— Begin —
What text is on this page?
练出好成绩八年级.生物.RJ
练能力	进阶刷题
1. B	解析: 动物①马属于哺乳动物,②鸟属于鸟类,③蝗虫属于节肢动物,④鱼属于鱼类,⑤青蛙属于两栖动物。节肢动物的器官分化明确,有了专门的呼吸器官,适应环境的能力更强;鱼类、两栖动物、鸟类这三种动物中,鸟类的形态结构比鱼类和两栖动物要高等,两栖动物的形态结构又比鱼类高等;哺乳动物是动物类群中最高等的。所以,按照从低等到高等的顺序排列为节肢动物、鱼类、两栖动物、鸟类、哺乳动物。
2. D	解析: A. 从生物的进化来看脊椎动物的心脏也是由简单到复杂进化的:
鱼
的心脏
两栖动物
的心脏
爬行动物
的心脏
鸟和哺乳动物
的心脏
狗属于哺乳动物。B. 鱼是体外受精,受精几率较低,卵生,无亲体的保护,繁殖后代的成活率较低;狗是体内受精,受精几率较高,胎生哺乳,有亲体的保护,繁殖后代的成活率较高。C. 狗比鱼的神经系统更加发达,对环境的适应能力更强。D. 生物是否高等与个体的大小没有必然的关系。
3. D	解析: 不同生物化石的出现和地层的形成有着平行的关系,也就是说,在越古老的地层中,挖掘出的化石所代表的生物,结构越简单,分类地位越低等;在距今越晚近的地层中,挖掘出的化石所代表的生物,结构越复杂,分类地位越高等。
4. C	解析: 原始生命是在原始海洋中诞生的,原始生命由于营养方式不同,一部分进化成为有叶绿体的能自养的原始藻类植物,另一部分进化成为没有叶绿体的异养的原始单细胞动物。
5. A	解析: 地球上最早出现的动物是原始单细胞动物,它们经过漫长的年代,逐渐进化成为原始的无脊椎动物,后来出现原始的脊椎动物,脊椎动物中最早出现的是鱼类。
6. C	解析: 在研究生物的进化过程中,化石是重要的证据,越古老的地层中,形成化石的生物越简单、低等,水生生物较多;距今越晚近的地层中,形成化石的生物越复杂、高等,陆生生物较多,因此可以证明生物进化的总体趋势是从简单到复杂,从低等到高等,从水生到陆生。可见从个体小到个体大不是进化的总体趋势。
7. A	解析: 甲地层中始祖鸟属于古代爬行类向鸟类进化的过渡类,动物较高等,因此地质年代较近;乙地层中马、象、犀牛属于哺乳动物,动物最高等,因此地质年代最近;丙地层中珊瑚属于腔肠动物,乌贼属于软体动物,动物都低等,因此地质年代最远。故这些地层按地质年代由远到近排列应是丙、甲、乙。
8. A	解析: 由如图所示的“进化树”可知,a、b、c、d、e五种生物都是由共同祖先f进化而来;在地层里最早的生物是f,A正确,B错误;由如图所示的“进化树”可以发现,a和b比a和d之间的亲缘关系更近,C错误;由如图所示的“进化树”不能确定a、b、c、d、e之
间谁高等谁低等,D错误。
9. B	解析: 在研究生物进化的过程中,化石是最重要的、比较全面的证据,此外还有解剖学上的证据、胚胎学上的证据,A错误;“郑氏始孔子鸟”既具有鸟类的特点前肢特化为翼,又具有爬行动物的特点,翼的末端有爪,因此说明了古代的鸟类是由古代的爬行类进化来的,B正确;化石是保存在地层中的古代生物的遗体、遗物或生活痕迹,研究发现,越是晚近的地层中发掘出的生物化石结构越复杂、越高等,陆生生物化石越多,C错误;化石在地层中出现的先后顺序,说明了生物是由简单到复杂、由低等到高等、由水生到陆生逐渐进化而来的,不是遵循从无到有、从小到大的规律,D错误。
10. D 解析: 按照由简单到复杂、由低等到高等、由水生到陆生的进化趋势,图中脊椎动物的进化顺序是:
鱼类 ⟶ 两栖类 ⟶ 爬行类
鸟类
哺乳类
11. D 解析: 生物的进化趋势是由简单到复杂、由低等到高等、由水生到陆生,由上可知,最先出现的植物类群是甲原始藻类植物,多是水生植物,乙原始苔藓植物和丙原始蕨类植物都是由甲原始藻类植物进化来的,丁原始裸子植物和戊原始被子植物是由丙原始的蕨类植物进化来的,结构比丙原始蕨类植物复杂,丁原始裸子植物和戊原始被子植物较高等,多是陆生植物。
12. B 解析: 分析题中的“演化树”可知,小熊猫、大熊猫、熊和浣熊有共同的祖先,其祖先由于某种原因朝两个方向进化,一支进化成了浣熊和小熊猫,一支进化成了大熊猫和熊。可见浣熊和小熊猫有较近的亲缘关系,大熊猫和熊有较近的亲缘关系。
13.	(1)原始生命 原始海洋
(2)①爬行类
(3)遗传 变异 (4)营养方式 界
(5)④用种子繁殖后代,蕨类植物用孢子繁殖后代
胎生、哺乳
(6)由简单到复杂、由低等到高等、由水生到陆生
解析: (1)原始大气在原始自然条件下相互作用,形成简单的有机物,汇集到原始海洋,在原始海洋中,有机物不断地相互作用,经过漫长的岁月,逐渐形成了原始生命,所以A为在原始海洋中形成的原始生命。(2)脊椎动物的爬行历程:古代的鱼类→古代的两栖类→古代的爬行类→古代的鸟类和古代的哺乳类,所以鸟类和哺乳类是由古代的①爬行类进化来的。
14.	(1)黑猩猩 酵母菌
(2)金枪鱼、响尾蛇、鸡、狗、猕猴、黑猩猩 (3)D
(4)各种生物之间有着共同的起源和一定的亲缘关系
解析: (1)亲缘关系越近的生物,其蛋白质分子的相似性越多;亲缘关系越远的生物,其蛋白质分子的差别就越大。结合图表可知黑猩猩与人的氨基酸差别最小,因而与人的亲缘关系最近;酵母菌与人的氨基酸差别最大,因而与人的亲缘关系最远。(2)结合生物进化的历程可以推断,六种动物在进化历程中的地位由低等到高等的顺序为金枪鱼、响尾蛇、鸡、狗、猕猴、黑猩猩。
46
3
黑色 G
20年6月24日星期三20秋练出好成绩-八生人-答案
— End —
## [Requirement]
Each line above is to be repeated exactly.

## [Written solution]
What text is on this page?
练出好成绩八年级.生物.RJ
练能力	进阶刷题
1. B	解析: 动物①马属于哺乳动物,②鸟属于鸟类,③蝗虫属于节肢动物,④鱼属于鱼类,⑤青蛙属于两栖动物。节肢动物的器官分化明确,有了专门的呼吸器官,适应环境的能力更强;鱼类、两栖动物、鸟类这三种动物中,鸟类的形态结构比鱼类和两栖动物要高等,两栖动物的形态结构又比鱼类高等;哺乳动物是动物类群中最高等的。所以,按照从低等到高等的顺序排列为节肢动物、鱼类、两栖动物、鸟类、哺乳动物。
2. D	解析: A. 从生物的进化来看脊椎动物的心脏也是由简单到复杂进化的:
鱼
的心脏
两栖动物
的心脏
爬行动物
的心脏
鸟和哺乳动物
的心脏
狗属于哺乳动物。B. 鱼是体外受精,受精几率较低,卵生,无亲体的保护,繁殖后代的成活率较低;狗是体内受精,受精几率较高,胎生哺乳,有亲体的保护,繁殖后代的成活率较高。C. 狗比鱼的神经系统更加发达,对环境的适应能力更强。D. 生物是否高等与个体的大小没有必然的关系。
3. D	解析: 不同生物化石的出现和地层的形成有着平行的关系,也就是说,在越古老的地层中,挖掘出的化石所代表的生物,结构越简单,分类地位越低等;在距今越晚近的地层中,挖掘出的化石所代表的生物,结构越复杂,分类地位越高等。
4. C	解析: 原始生命是在原始海洋中诞生的,原始生命由于营养方式不同,一部分进化成为有叶绿体的能自养的原始藻类植物,另一部分进化成为没有叶绿体的异养的原始单细胞动物。
5. A	解析: 地球上最早出现的动物是原始单细胞动物,它们经过漫长的年代,逐渐进化成为原始的无脊椎动物,后来出现原始的脊椎动物,脊椎动物中最早出现的是鱼类。
6. C	解析: 在研究生物的进化过程中,化石是重要的证据,越古老的地层中,形成化石的生物越简单、低等,水生生物较多;距今越晚近的地层中,形成化石的生物越复杂、高等,陆生生物较多,因此可以证明生物进化的总体趋势是从简单到复杂,从低等到高等,从水生到陆生。可见从个体小到个体大不是进化的总体趋势。
7. A	解析: 甲地层中始祖鸟属于古代爬行类向鸟类进化的过渡类,动物较高等,因此地质年代较近;乙地层中马、象、犀牛属于哺乳动物,动物最高等,因此地质年代最近;丙地层中珊瑚属于腔肠动物,乌贼属于软体动物,动物都低等,因此地质年代最远。故这些地层按地质年代由远到近排列应是丙、甲、乙。
8. A	解析: 由如图所示的“进化树”可知,a、b、c、d、e五种生物都是由共同祖先f进化而来;在地层里最早的生物是f,A正确,B错误;由如图所示的“进化树”可以发现,a和b比a和d之间的亲缘关系更近,C错误;由如图所示的“进化树”不能确定a、b、c、d、e之
间谁高等谁低等,D错误。
9. B	解析: 在研究生物进化的过程中,化石是最重要的、比较全面的证据,此外还有解剖学上的证据、胚胎学上的证据,A错误;“郑氏始孔子鸟”既具有鸟类的特点前肢特化为翼,又具有爬行动物的特点,翼的末端有爪,因此说明了古代的鸟类是由古代的爬行类进化来的,B正确;化石是保存在地层中的古代生物的遗体、遗物或生活痕迹,研究发现,越是晚近的地层中发掘出的生物化石结构越复杂、越高等,陆生生物化石越多,C错误;化石在地层中出现的先后顺序,说明了生物是由简单到复杂、由低等到高等、由水生到陆生逐渐进化而来的,不是遵循从无到有、从小到大的规律,D错误。
10. D 解析: 按照由简单到复杂、由低等到高等、由水生到陆生的进化趋势,图中脊椎动物的进化顺序是:
鱼类 ⟶ 两栖类 ⟶ 爬行类
鸟类
哺乳类
11. D 解析: 生物的进化趋势是由简单到复杂、由低等到高等、由水生到陆生,由上可知,最先出现的植物类群是甲原始藻类植物,多是水生植物,乙原始苔藓植物和丙原始蕨类植物都是由甲原始藻类植物进化来的,丁原始裸子植物和戊原始被子植物是由丙原始的蕨类植物进化来的,结构比丙原始蕨类植物复杂,丁原始裸子植物和戊原始被子植物较高等,多是陆生植物。
12. B 解析: 分析题中的“演化树”可知,小熊猫、大熊猫、熊和浣熊有共同的祖先,其祖先由于某种原因朝两个方向进化,一支进化成了浣熊和小熊猫,一支进化成了大熊猫和熊。可见浣熊和小熊猫有较近的亲缘关系,大熊猫和熊有较近的亲缘关系。
13.	(1)原始生命 原始海洋
(2)①爬行类
(3)遗传 变异 (4)营养方式 界
(5)④用种子繁殖后代,蕨类植物用孢子繁殖后代
胎生、哺乳
(6)由简单到复杂、由低等到高等、由水生到陆生
解析: (1)原始大气在原始自然条件下相互作用,形成简单的有机物,汇集到原始海洋,在原始海洋中,有机物不断地相互作用,经过漫长的岁月,逐渐形成了原始生命,所以A为在原始海洋中形成的原始生命。(2)脊椎动物的爬行历程:古代的鱼类→古代的两栖类→古代的爬行类→古代的鸟类和古代的哺乳类,所以鸟类和哺乳类是由古代的①爬行类进化来的。
14.	(1)黑猩猩 酵母菌
(2)金枪鱼、响尾蛇、鸡、狗、猕猴、黑猩猩 (3)D
(4)各种生物之间有着共同的起源和一定的亲缘关系
解析: (1)亲缘关系越近的生物,其蛋白质分子的相似性越多;亲缘关系越远的生物,其蛋白质分子的差别就越大。结合图表可知黑猩猩与人的氨基酸差别最小,因而与人的亲缘关系最近;酵母菌与人的氨基酸差别最大,因而与人的亲缘关系最远。(2)结合生物进化的历程可以推断,六种动物在进化历程中的地位由低等到高等的顺序为金枪鱼、响尾蛇、鸡、狗、猕猴、黑猩猩。
46
3
黑色 G
20年6月24日星期三20秋练出好成绩-八生人-答案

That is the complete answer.